# Start of Supplied material

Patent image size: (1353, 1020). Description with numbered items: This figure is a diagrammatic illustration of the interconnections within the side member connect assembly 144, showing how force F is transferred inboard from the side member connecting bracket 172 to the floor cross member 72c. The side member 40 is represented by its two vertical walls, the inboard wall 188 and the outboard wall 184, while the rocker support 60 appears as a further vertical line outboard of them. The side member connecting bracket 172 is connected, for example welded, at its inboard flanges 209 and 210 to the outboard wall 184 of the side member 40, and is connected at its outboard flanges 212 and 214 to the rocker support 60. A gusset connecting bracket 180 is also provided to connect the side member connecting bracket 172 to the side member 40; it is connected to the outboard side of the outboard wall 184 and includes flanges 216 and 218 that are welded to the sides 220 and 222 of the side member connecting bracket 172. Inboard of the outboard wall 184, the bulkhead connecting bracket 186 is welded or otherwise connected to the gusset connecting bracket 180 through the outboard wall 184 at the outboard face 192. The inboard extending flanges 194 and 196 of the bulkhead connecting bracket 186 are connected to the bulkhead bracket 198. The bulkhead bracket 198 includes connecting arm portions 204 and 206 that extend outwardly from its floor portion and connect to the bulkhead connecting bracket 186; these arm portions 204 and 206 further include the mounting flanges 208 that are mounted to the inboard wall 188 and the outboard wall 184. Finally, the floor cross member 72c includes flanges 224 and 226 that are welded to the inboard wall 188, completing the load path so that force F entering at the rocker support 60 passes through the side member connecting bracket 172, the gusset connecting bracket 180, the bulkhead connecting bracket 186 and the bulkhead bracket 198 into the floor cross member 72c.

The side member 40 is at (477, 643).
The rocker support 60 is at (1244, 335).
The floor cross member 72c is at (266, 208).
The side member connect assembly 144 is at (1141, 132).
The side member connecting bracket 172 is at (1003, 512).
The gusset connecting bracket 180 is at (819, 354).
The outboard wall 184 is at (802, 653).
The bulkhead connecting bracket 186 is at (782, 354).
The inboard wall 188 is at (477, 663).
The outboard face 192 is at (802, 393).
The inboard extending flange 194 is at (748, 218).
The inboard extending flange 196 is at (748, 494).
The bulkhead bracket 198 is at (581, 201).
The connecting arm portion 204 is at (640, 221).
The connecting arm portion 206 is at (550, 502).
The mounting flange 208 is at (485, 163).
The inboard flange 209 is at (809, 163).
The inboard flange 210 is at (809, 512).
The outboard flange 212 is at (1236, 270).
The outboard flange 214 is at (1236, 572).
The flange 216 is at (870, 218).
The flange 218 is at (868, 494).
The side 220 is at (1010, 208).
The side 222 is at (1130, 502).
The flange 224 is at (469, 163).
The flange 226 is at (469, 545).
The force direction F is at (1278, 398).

# End of Supplied material

**What is being asked:**
Copy every line of the records above word for word, without changing anything.

**Solved exercise:**
Patent image size: (1353, 1020). Description with numbered items: This figure is a diagrammatic illustration of the interconnections within the side member connect assembly 144, showing how force F is transferred inboard from the side member connecting bracket 172 to the floor cross member 72c. The side member 40 is represented by its two vertical walls, the inboard wall 188 and the outboard wall 184, while the rocker support 60 appears as a further vertical line outboard of them. The side member connecting bracket 172 is connected, for example welded, at its inboard flanges 209 and 210 to the outboard wall 184 of the side member 40, and is connected at its outboard flanges 212 and 214 to the rocker support 60. A gusset connecting bracket 180 is also provided to connect the side member connecting bracket 172 to the side member 40; it is connected to the outboard side of the outboard wall 184 and includes flanges 216 and 218 that are welded to the sides 220 and 222 of the side member connecting bracket 172. Inboard of the outboard wall 184, the bulkhead connecting bracket 186 is welded or otherwise connected to the gusset connecting bracket 180 through the outboard wall 184 at the outboard face 192. The inboard extending flanges 194 and 196 of the bulkhead connecting bracket 186 are connected to the bulkhead bracket 198. The bulkhead bracket 198 includes connecting arm portions 204 and 206 that extend outwardly from its floor portion and connect to the bulkhead connecting bracket 186; these arm portions 204 and 206 further include the mounting flanges 208 that are mounted to the inboard wall 188 and the outboard wall 184. Finally, the floor cross member 72c includes flanges 224 and 226 that are welded to the inboard wall 188, completing the load path so that force F entering at the rocker support 60 passes through the side member connecting bracket 172, the gusset connecting bracket 180, the bulkhead connecting bracket 186 and the bulkhead bracket 198 into the floor cross member 72c.

The side member 40 is at (477, 643).
The rocker support 60 is at (1244, 335).
The floor cross member 72c is at (266, 208).
The side member connect assembly 144 is at (1141, 132).
The side member connecting bracket 172 is at (1003, 512).
The gusset connecting bracket 180 is at (819, 354).
The outboard wall 184 is at (802, 653).
The bulkhead connecting bracket 186 is at (782, 354).
The inboard wall 188 is at (477, 663).
The outboard face 192 is at (802, 393).
The inboard extending flange 194 is at (748, 218).
The inboard extending flange 196 is at (748, 494).
The bulkhead bracket 198 is at (581, 201).
The connecting arm portion 204 is at (640, 221).
The connecting arm portion 206 is at (550, 502).
The mounting flange 208 is at (485, 163).
The inboard flange 209 is at (809, 163).
The inboard flange 210 is at (809, 512).
The outboard flange 212 is at (1236, 270).
The outboard flange 214 is at (1236, 572).
The flange 216 is at (870, 218).
The flange 218 is at (868, 494).
The side 220 is at (1010, 208).
The side 222 is at (1130, 502).
The flange 224 is at (469, 163).
The flange 226 is at (469, 545).
The force direction F is at (1278, 398).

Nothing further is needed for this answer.